EXERCISE: The full set of entries should be repeated without a single change.

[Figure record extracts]
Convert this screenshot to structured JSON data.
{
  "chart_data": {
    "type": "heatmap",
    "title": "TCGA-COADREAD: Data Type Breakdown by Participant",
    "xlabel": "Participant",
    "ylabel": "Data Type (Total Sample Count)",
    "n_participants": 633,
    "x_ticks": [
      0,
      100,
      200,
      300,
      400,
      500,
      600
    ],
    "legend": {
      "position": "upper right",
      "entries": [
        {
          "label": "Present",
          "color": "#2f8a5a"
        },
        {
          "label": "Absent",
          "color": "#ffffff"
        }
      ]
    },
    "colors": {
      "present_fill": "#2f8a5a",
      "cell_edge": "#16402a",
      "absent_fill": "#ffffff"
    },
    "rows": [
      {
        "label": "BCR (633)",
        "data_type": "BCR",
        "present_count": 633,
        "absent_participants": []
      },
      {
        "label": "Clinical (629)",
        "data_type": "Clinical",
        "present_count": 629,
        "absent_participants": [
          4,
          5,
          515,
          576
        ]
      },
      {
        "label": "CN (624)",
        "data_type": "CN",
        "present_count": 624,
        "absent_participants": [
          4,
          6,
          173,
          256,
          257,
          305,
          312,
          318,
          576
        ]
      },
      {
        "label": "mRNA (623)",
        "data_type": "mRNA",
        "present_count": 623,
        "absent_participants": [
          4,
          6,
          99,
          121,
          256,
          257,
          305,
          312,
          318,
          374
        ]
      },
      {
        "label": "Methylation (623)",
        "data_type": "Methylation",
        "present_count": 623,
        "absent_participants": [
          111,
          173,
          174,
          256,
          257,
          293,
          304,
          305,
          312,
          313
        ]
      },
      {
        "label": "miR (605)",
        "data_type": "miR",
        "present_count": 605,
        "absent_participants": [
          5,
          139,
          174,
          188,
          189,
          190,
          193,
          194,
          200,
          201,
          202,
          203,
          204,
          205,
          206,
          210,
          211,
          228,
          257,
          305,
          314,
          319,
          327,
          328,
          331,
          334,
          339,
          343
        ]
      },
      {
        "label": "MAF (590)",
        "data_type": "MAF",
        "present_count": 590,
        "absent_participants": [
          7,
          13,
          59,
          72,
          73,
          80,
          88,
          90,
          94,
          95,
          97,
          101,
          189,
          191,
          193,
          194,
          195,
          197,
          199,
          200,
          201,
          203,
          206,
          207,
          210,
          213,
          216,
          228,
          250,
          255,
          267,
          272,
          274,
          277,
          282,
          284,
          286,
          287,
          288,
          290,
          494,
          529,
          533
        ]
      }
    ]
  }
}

ANSWER SECTION:
Convert this screenshot to structured JSON data.
{
  "chart_data": {
    "type": "heatmap",
    "title": "TCGA-COADREAD: Data Type Breakdown by Participant",
    "xlabel": "Participant",
    "ylabel": "Data Type (Total Sample Count)",
    "n_participants": 633,
    "x_ticks": [
      0,
      100,
      200,
      300,
      400,
      500,
      600
    ],
    "legend": {
      "position": "upper right",
      "entries": [
        {
          "label": "Present",
          "color": "#2f8a5a"
        },
        {
          "label": "Absent",
          "color": "#ffffff"
        }
      ]
    },
    "colors": {
      "present_fill": "#2f8a5a",
      "cell_edge": "#16402a",
      "absent_fill": "#ffffff"
    },
    "rows": [
      {
        "label": "BCR (633)",
        "data_type": "BCR",
        "present_count": 633,
        "absent_participants": []
      },
      {
        "label": "Clinical (629)",
        "data_type": "Clinical",
        "present_count": 629,
        "absent_participants": [
          4,
          5,
          515,
          576
        ]
      },
      {
        "label": "CN (624)",
        "data_type": "CN",
        "present_count": 624,
        "absent_participants": [
          4,
          6,
          173,
          256,
          257,
          305,
          312,
          318,
          576
        ]
      },
      {
        "label": "mRNA (623)",
        "data_type": "mRNA",
        "present_count": 623,
        "absent_participants": [
          4,
          6,
          99,
          121,
          256,
          257,
          305,
          312,
          318,
          374
        ]
      },
      {
        "label": "Methylation (623)",
        "data_type": "Methylation",
        "present_count": 623,
        "absent_participants": [
          111,
          173,
          174,
          256,
          257,
          293,
          304,
          305,
          312,
          313
        ]
      },
      {
        "label": "miR (605)",
        "data_type": "miR",
        "present_count": 605,
        "absent_participants": [
          5,
          139,
          174,
          188,
          189,
          190,
          193,
          194,
          200,
          201,
          202,
          203,
          204,
          205,
          206,
          210,
          211,
          228,
          257,
          305,
          314,
          319,
          327,
          328,
          331,
          334,
          339,
          343
        ]
      },
      {
        "label": "MAF (590)",
        "data_type": "MAF",
        "present_count": 590,
        "absent_participants": [
          7,
          13,
          59,
          72,
          73,
          80,
          88,
          90,
          94,
          95,
          97,
          101,
          189,
          191,
          193,
          194,
          195,
          197,
          199,
          200,
          201,
          203,
          206,
          207,
          210,
          213,
          216,
          228,
          250,
          255,
          267,
          272,
          274,
          277,
          282,
          284,
          286,
          287,
          288,
          290,
          494,
          529,
          533
        ]
      }
    ]
  }
}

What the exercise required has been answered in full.